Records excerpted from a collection
===
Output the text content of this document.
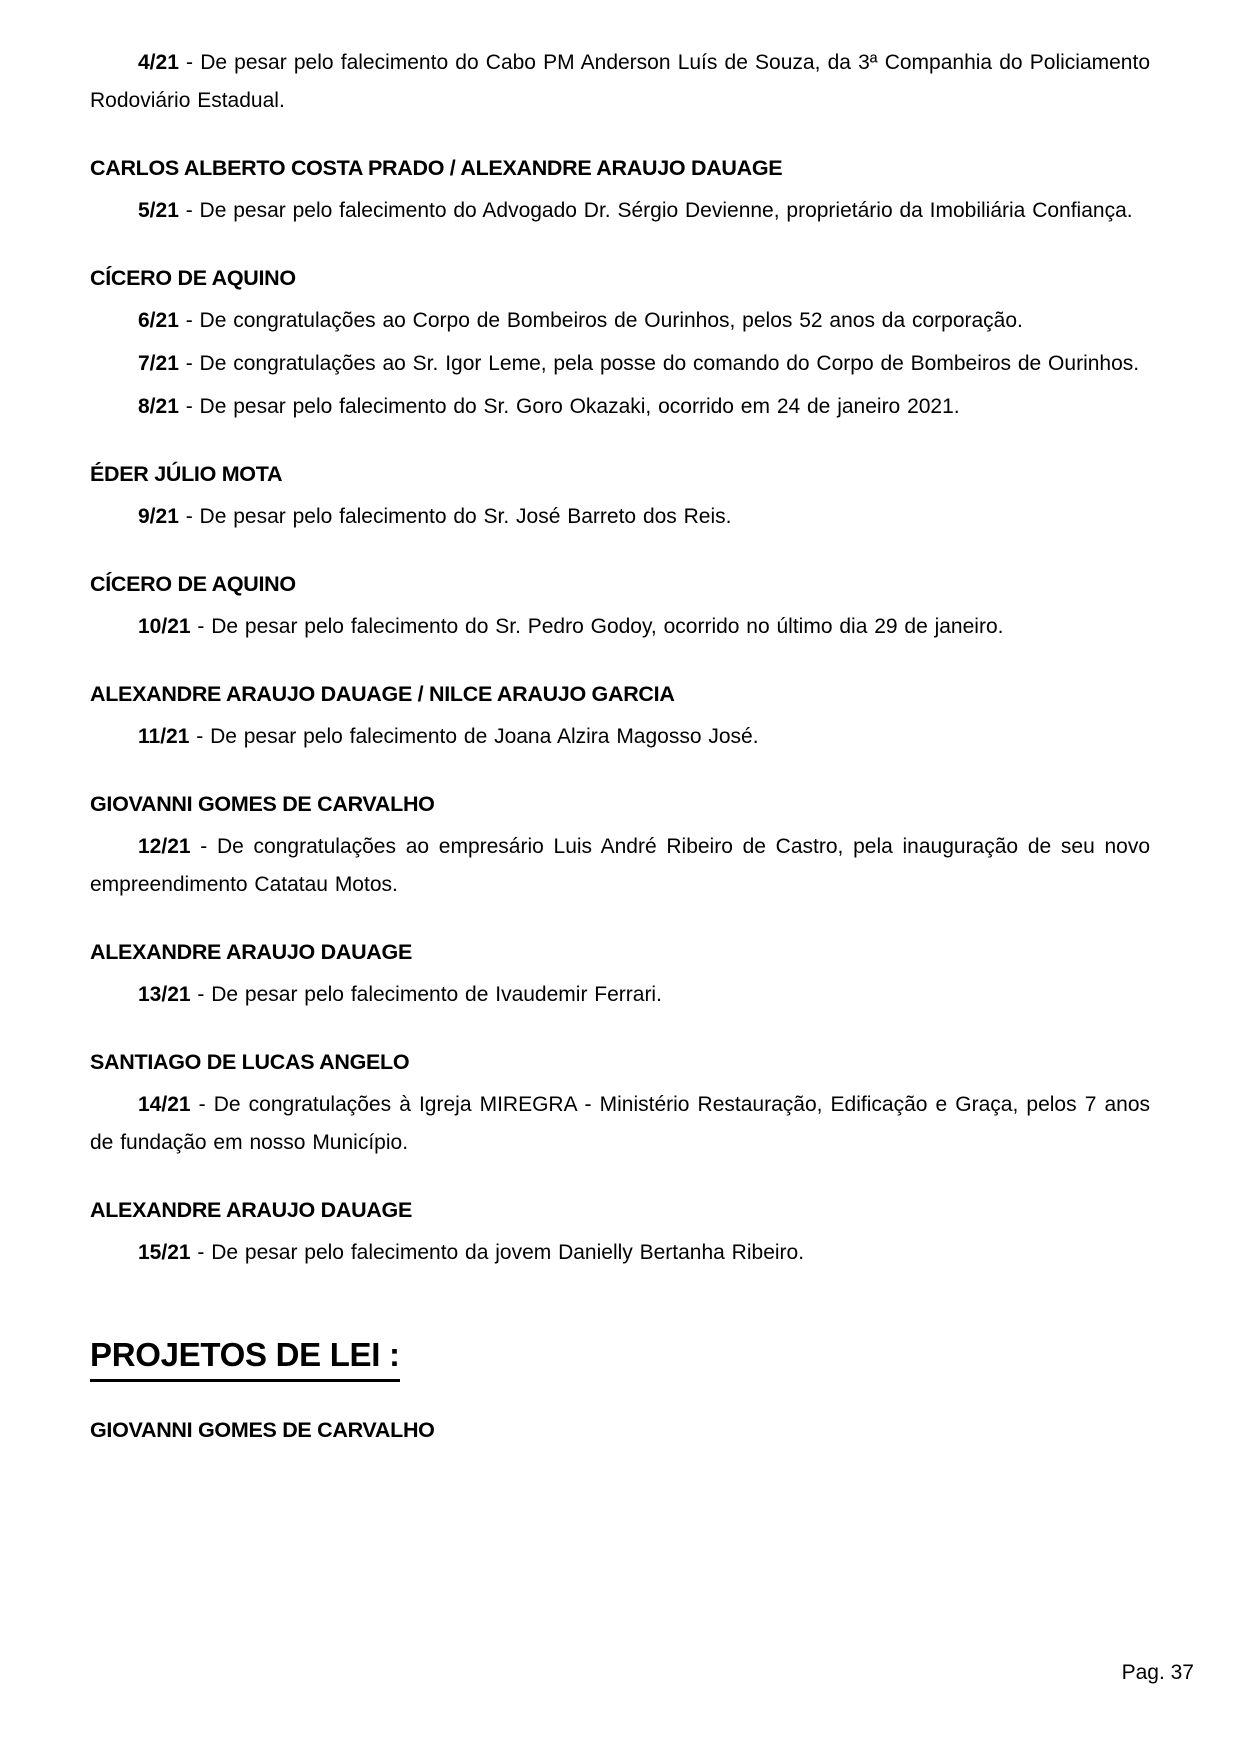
4/21 - De pesar pelo falecimento do Cabo PM Anderson Luís de Souza, da 3ª Companhia do Policiamento Rodoviário Estadual.

CARLOS ALBERTO COSTA PRADO / ALEXANDRE ARAUJO DAUAGE

5/21 - De pesar pelo falecimento do Advogado Dr. Sérgio Devienne, proprietário da Imobiliária Confiança.

CÍCERO DE AQUINO

6/21 - De congratulações ao Corpo de Bombeiros de Ourinhos, pelos 52 anos da corporação.

7/21 - De congratulações ao Sr. Igor Leme, pela posse do comando do Corpo de Bombeiros de Ourinhos.

8/21 - De pesar pelo falecimento do Sr. Goro Okazaki, ocorrido em 24 de janeiro 2021.

ÉDER JÚLIO MOTA

9/21 - De pesar pelo falecimento do Sr. José Barreto dos Reis.

CÍCERO DE AQUINO

10/21 - De pesar pelo falecimento do Sr. Pedro Godoy, ocorrido no último dia 29 de janeiro.

ALEXANDRE ARAUJO DAUAGE / NILCE ARAUJO GARCIA

11/21 - De pesar pelo falecimento de Joana Alzira Magosso José.

GIOVANNI GOMES DE CARVALHO

12/21 - De congratulações ao empresário Luis André Ribeiro de Castro, pela inauguração de seu novo empreendimento Catatau Motos.

ALEXANDRE ARAUJO DAUAGE

13/21 - De pesar pelo falecimento de Ivaudemir Ferrari.

SANTIAGO DE LUCAS ANGELO

14/21 - De congratulações à Igreja MIREGRA - Ministério Restauração, Edificação e Graça, pelos 7 anos de fundação em nosso Município.

ALEXANDRE ARAUJO DAUAGE

15/21 - De pesar pelo falecimento da jovem Danielly Bertanha Ribeiro.

PROJETOS DE LEI :
GIOVANNI GOMES DE CARVALHO
Pag. 37
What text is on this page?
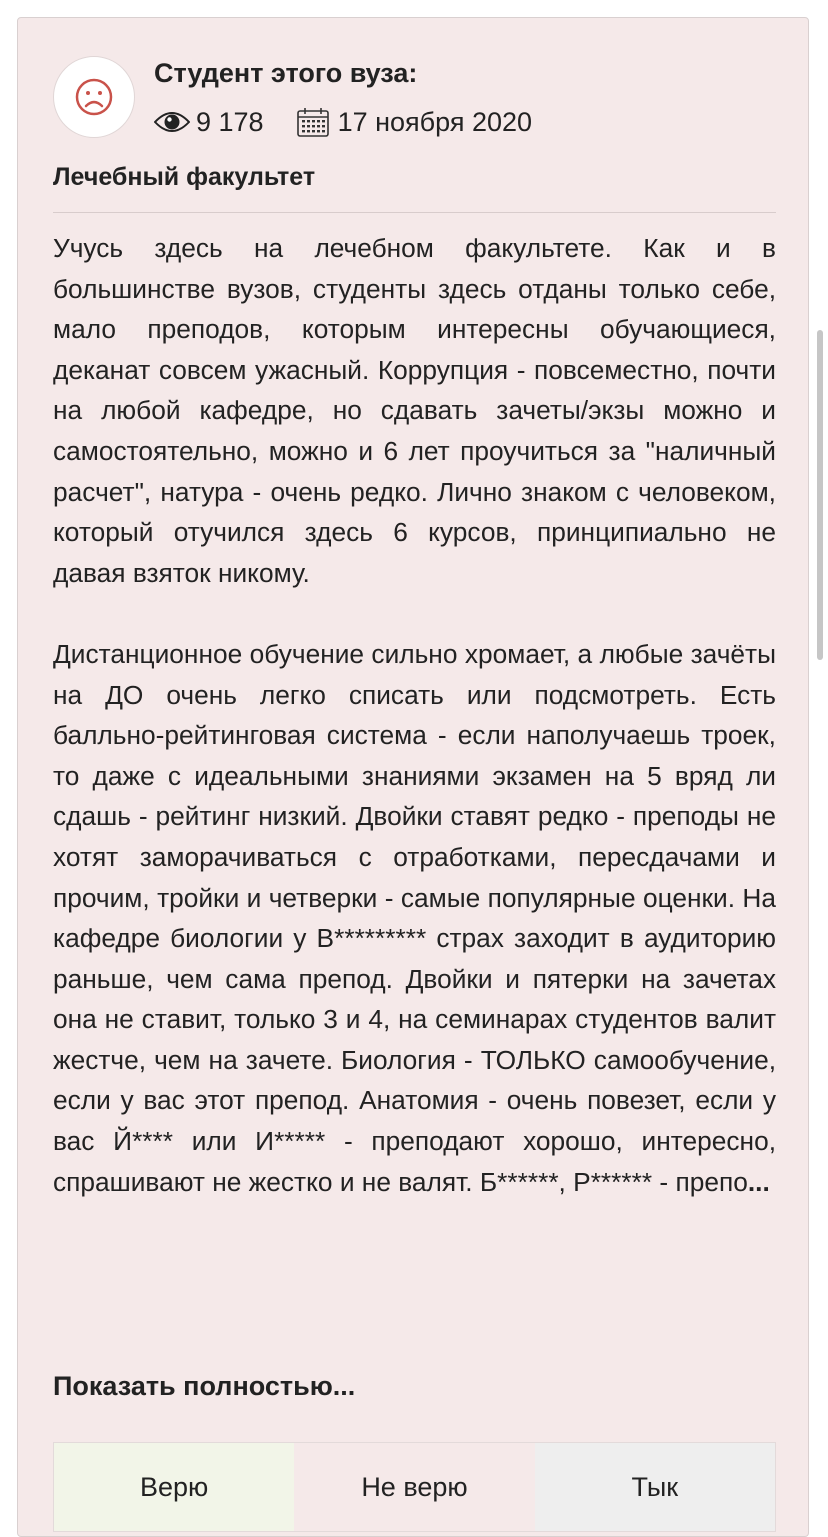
Студент этого вуза:
9 178	17 ноября 2020
Лечебный факультет

Учусь здесь на лечебном факультете. Как и в большинстве вузов, студенты здесь отданы только себе, мало преподов, которым интересны обучающиеся, деканат совсем ужасный. Коррупция - повсеместно, почти на любой кафедре, но сдавать зачеты/экзы можно и самостоятельно, можно и 6 лет проучиться за "наличный расчет", натура - очень редко. Лично знаком с человеком, который отучился здесь 6 курсов, принципиально не давая взяток никому.

Дистанционное обучение сильно хромает, а любые зачёты на ДО очень легко списать или подсмотреть. Есть балльно-рейтинговая система - если наполучаешь троек, то даже с идеальными знаниями экзамен на 5 вряд ли сдашь - рейтинг низкий. Двойки ставят редко - преподы не хотят заморачиваться с отработками, пересдачами и прочим, тройки и четверки - самые популярные оценки. На кафедре биологии у В********* страх заходит в аудиторию раньше, чем сама препод. Двойки и пятерки на зачетах она не ставит, только 3 и 4, на семинарах студентов валит жестче, чем на зачете. Биология - ТОЛЬКО самообучение, если у вас этот препод. Анатомия - очень повезет, если у вас Й**** или И***** - преподают хорошо, интересно, спрашивают не жестко и не валят. Б******, Р****** - препо...

Показать полностью...
Верю	Не верю	Тык
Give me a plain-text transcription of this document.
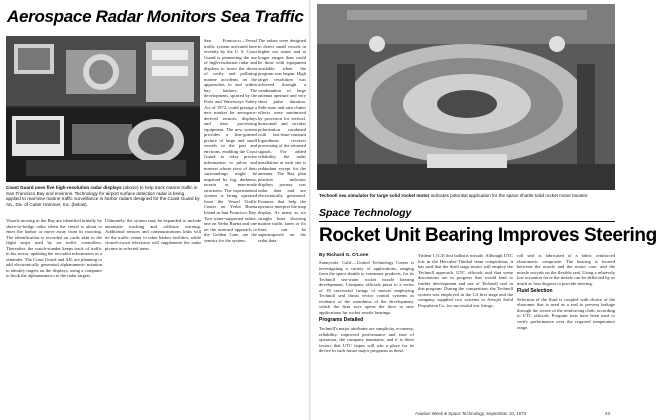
Aerospace Radar Monitors Sea Traffic
Coast Guard uses five high-resolution radar displays (above) to help track marine traffic in San Francisco Bay and environs. Technology for airport surface detection radar is being applied to real-time marine traffic surveillance in harbor radars designed for the Coast Guard by AIL, Div. of Cutler Hammer, Inc. (below).
Vessels moving in the Bay are identified initially by shore-to-bridge radio when the vessel is about to enter the harbor or move away from its mooring. The identification is recorded on cards akin to the flight strips used by air traffic controllers. Thereafter, the watch-stander keeps track of traffic in his sector, updating the recorded information as a reminder. The Coast Guard and AIL are planning to add electronically generated alphanumeric notation to identify targets on the displays, using a computer to hook the alphanumerics to the radar targets.
Ultimately, the system may be expanded to include automatic tracking and collision warning. Additional sensors and communications links will tie the traffic center to other harbor facilities, while closed-circuit television will supplement the radar picture in selected areas.
San Francisco—Vessel traffic system activated here recently by the U. S. Coast Guard is pioneering the use of high-resolution radar and displays to lower the threat of costly and polluting marine accidents on the approaches to and within bay harbors. The development, spurred by the Ports and Waterways Safety Act of 1972, could presage a new market for aerospace-derived sensors, displays and data processing equipment. The new system provides a fine-grained picture of large and small vessels in the port and environs, enabling the Coast Guard to relay precise information to pilots and masters whose view of their surroundings might be impaired by fog, darkness, terrain or man-made structures. The experimental system is being operated from the Vessel Traffic Center on Yerba Buena Island in San Francisco Bay. Two water-supported radars, one on Yerba Buena and one on the seaward approach to the Golden Gate, are the sensors for the system.
The radars were designed to detect small vessels in higher sea states and at longer ranges than could be done with equipment available when the program was begun. High target resolution was achieved through a combination of large antenna aperture and very short pulse duration. Side-state and rain clutter effects were minimized by provision for vertical, horizontal and circular polarization combined with fast-time-constant logarithmic receiver processing of the returned signals. For added reliability, the radar installation at each site is redundant except for the antenna. The Bay plan position indicator displays portray raw radar data and are electronically generated. Features that help the operator interpret the map display. As many as six straight lines showing marine traffic lanes or fix lines can be superimposed on the radar data.
Technoll sea simulator for large solid rocket motor indicates potential application for the space shuttle solid rocket motor booster.
Space Technology
Rocket Unit Bearing Improves Steering
By Richard G. O'Lone
Sunnyvale, Calif.—United Technology Center is investigating a variety of applications, ranging from the space shuttle to consumer products, for its Technoll sea-water rocket nozzle bearing development. Company officials point to a series of 18 successful firings of motors employing Technoll seal thrust vector control systems as evidence of the soundness of the development, which the firm says opens the door to new applications for rocket nozzle bearings.
Programs Detailed
Technoll's major attributes are simplicity, economy, reliability, improved performance and ease of operation, the company maintains, and it is these factors that UTC hopes will win a place for its device in such future major programs as these.
Trident 1 (C4) first ballistic missile. Although UTC lost in the Hercules-Thiokol team competition, it has said that the third stage motor will employ the Technoll approach. UTC officials said that some discussions are in progress that would lead to further development and use of Technoll seal in this program. During the competition, the Technoll system was employed in the C4 first stage and the company supplied two systems to Aerojet Solid Propulsion Co. for successful test firings.
roll seal is fabricated of a fabric reinforced elastomeric composite. The bearing is located between the nozzle and the motor case, and the nozzle swivels on the flexible seal. Using a relatively low actuation force the nozzle can be deflected by as much as four degrees to provide steering.
Fluid Selection
Selection of the fluid is coupled with choice of the elastomer that is used as a seal to prevent leakage through the weave of the reinforcing cloth, according to UTC officials. Program tests have been used to verify performance over the required temperature range.
Aviation Week & Space Technology, September 10, 1973	43
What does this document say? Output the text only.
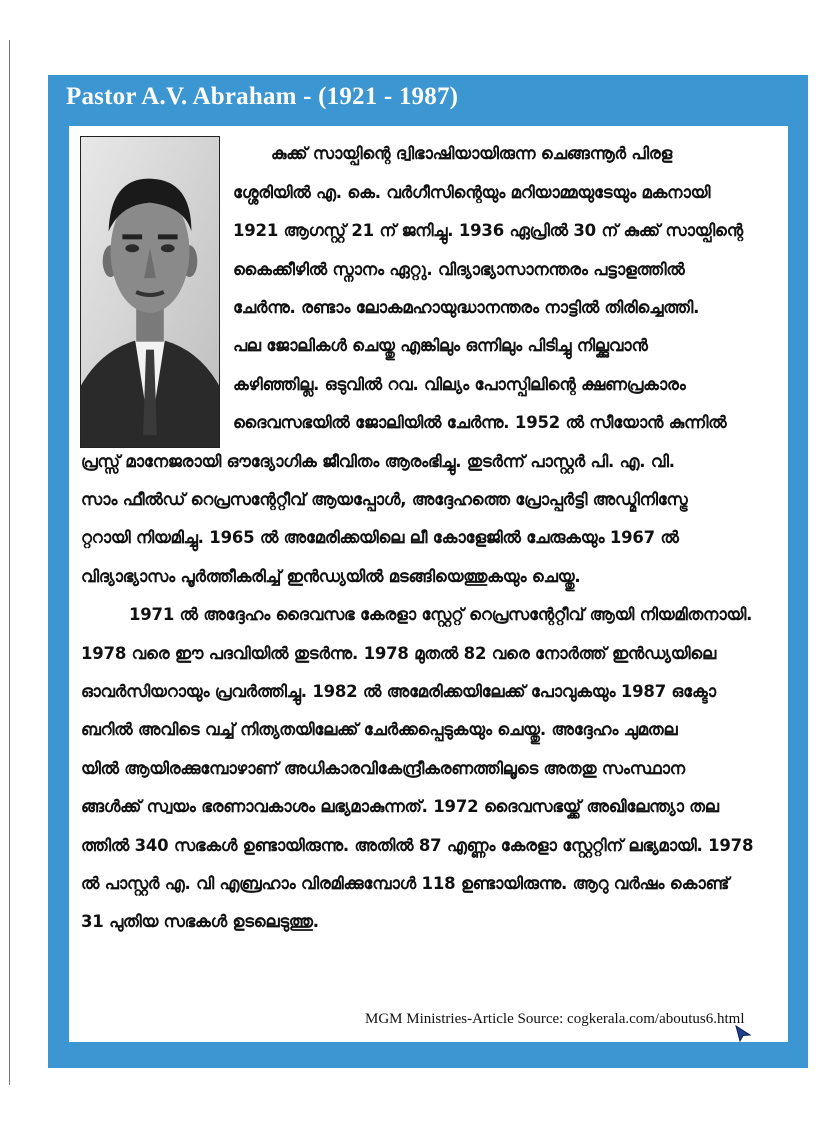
Pastor A.V. Abraham - (1921 - 1987)
കുക്ക് സായ്പിന്റെ ദ്വിഭാഷിയായിരുന്ന ചെങ്ങന്നൂർ പിരള
ശ്ശേരിയിൽ എ. കെ. വർഗീസിന്റെയും മറിയാമ്മയുടേയും മകനായി
1921 ആഗസ്റ്റ് 21 ന് ജനിച്ചു. 1936 ഏപ്രിൽ 30 ന് കുക്ക് സായ്പിന്റെ
കൈക്കീഴിൽ സ്നാനം ഏറ്റു. വിദ്യാഭ്യാസാനന്തരം പട്ടാളത്തിൽ
ചേർന്നു. രണ്ടാം ലോകമഹായുദ്ധാനന്തരം നാട്ടിൽ തിരിച്ചെത്തി.
പല ജോലികൾ ചെയ്തു എങ്കിലും ഒന്നിലും പിടിച്ചു നില്ക്കുവാൻ
കഴിഞ്ഞില്ല. ഒടുവിൽ റവ. വില്യം പോസ്പിലിന്റെ ക്ഷണപ്രകാരം
ദൈവസഭയിൽ ജോലിയിൽ ചേർന്നു. 1952 ൽ സീയോൻ കുന്നിൽ
പ്രസ്സ് മാനേജരായി ഔദ്യോഗിക ജീവിതം ആരംഭിച്ചു. തുടർന്ന് പാസ്റ്റർ പി. എ. വി.
സാം ഫീൽഡ് റെപ്രസന്റേറ്റീവ് ആയപ്പോൾ, അദ്ദേഹത്തെ പ്രോപ്പർട്ടി അഡ്മിനിസ്ട്രേ
റ്ററായി നിയമിച്ചു. 1965 ൽ അമേരിക്കയിലെ ലീ കോളേജിൽ ചേരുകയും 1967 ൽ
വിദ്യാഭ്യാസം പൂർത്തീകരിച്ച് ഇൻഡ്യയിൽ മടങ്ങിയെത്തുകയും ചെയ്തു.
1971 ൽ അദ്ദേഹം ദൈവസഭ കേരളാ സ്റ്റേറ്റ് റെപ്രസന്റേറ്റീവ് ആയി നിയമിതനായി.
1978 വരെ ഈ പദവിയിൽ തുടർന്നു. 1978 മുതൽ 82 വരെ നോർത്ത് ഇൻഡ്യയിലെ
ഓവർസിയറായും പ്രവർത്തിച്ചു. 1982 ൽ അമേരിക്കയിലേക്ക് പോവുകയും 1987 ഒക്ടോ
ബറിൽ അവിടെ വച്ച് നിത്യതയിലേക്ക് ചേർക്കപ്പെടുകയും ചെയ്തു. അദ്ദേഹം ചുമതല
യിൽ ആയിരക്കുമ്പോഴാണ് അധികാരവികേന്ദ്രീകരണത്തിലൂടെ അതതു സംസ്ഥാന
ങ്ങൾക്ക് സ്വയം ഭരണാവകാശം ലഭ്യമാകുന്നത്. 1972 ദൈവസഭയ്ക്ക് അഖിലേന്ത്യാ തല
ത്തിൽ 340 സഭകൾ ഉണ്ടായിരുന്നു. അതിൽ 87 എണ്ണം കേരളാ സ്റ്റേറ്റിന് ലഭ്യമായി. 1978
ൽ പാസ്റ്റർ എ. വി എബ്രഹാം വിരമിക്കുമ്പോൾ 118 ഉണ്ടായിരുന്നു. ആറു വർഷം കൊണ്ട്
31 പുതിയ സഭകൾ ഉടലെടുത്തു.
MGM Ministries-Article Source: cogkerala.com/aboutus6.html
===
> _THE TASK_
Find every line in the entries that includes the word "ALEXANDRE", then state how many there are and nothing else.

> _RESPONSE TO THIS TASK_
4